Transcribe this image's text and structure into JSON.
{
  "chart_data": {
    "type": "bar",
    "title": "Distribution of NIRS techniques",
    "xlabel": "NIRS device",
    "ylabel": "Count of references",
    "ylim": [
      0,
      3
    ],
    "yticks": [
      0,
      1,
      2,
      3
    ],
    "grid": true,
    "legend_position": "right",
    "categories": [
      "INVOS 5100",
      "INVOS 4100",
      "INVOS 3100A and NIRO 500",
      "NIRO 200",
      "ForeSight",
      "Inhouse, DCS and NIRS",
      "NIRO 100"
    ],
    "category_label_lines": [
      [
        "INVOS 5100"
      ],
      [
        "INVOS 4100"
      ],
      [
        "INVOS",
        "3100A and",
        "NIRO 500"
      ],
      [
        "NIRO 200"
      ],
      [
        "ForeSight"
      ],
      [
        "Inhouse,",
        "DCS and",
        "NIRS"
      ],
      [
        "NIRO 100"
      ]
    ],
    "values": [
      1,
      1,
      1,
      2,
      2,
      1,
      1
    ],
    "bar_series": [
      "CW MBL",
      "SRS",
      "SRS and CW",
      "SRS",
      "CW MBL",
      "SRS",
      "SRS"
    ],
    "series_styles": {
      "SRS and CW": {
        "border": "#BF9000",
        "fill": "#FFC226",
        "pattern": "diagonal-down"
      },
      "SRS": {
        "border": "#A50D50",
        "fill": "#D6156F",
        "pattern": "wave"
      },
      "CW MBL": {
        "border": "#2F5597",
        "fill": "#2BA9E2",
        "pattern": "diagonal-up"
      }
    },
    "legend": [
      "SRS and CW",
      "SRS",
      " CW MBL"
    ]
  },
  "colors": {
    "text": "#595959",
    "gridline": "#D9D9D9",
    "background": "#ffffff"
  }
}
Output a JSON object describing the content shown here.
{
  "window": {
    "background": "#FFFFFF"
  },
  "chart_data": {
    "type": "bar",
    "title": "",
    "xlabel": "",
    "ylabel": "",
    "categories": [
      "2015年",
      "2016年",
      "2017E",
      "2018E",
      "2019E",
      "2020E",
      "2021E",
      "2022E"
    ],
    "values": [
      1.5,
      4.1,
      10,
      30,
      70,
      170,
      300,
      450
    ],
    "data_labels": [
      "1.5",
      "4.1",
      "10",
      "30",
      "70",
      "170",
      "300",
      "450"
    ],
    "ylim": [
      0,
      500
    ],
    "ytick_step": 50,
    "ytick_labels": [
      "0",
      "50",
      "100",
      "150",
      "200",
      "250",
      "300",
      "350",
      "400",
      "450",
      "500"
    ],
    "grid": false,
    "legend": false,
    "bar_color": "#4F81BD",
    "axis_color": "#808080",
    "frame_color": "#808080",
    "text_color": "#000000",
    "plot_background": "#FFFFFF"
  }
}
• • • •
Quote all of the entries verbatim.

Transcribe this image's text and structure into JSON.
{
  "chart_data": {
    "type": "bar",
    "title": "Distribution of NIRS techniques",
    "xlabel": "NIRS device",
    "ylabel": "Count of references",
    "ylim": [
      0,
      3
    ],
    "yticks": [
      0,
      1,
      2,
      3
    ],
    "grid": true,
    "legend_position": "right",
    "categories": [
      "INVOS 5100",
      "INVOS 4100",
      "INVOS 3100A and NIRO 500",
      "NIRO 200",
      "ForeSight",
      "Inhouse, DCS and NIRS",
      "NIRO 100"
    ],
    "category_label_lines": [
      [
        "INVOS 5100"
      ],
      [
        "INVOS 4100"
      ],
      [
        "INVOS",
        "3100A and",
        "NIRO 500"
      ],
      [
        "NIRO 200"
      ],
      [
        "ForeSight"
      ],
      [
        "Inhouse,",
        "DCS and",
        "NIRS"
      ],
      [
        "NIRO 100"
      ]
    ],
    "values": [
      1,
      1,
      1,
      2,
      2,
      1,
      1
    ],
    "bar_series": [
      "CW MBL",
      "SRS",
      "SRS and CW",
      "SRS",
      "CW MBL",
      "SRS",
      "SRS"
    ],
    "series_styles": {
      "SRS and CW": {
        "border": "#BF9000",
        "fill": "#FFC226",
        "pattern": "diagonal-down"
      },
      "SRS": {
        "border": "#A50D50",
        "fill": "#D6156F",
        "pattern": "wave"
      },
      "CW MBL": {
        "border": "#2F5597",
        "fill": "#2BA9E2",
        "pattern": "diagonal-up"
      }
    },
    "legend": [
      "SRS and CW",
      "SRS",
      " CW MBL"
    ]
  },
  "colors": {
    "text": "#595959",
    "gridline": "#D9D9D9",
    "background": "#ffffff"
  }
}
Output a JSON object describing the content shown here.
{
  "window": {
    "background": "#FFFFFF"
  },
  "chart_data": {
    "type": "bar",
    "title": "",
    "xlabel": "",
    "ylabel": "",
    "categories": [
      "2015年",
      "2016年",
      "2017E",
      "2018E",
      "2019E",
      "2020E",
      "2021E",
      "2022E"
    ],
    "values": [
      1.5,
      4.1,
      10,
      30,
      70,
      170,
      300,
      450
    ],
    "data_labels": [
      "1.5",
      "4.1",
      "10",
      "30",
      "70",
      "170",
      "300",
      "450"
    ],
    "ylim": [
      0,
      500
    ],
    "ytick_step": 50,
    "ytick_labels": [
      "0",
      "50",
      "100",
      "150",
      "200",
      "250",
      "300",
      "350",
      "400",
      "450",
      "500"
    ],
    "grid": false,
    "legend": false,
    "bar_color": "#4F81BD",
    "axis_color": "#808080",
    "frame_color": "#808080",
    "text_color": "#000000",
    "plot_background": "#FFFFFF"
  }
}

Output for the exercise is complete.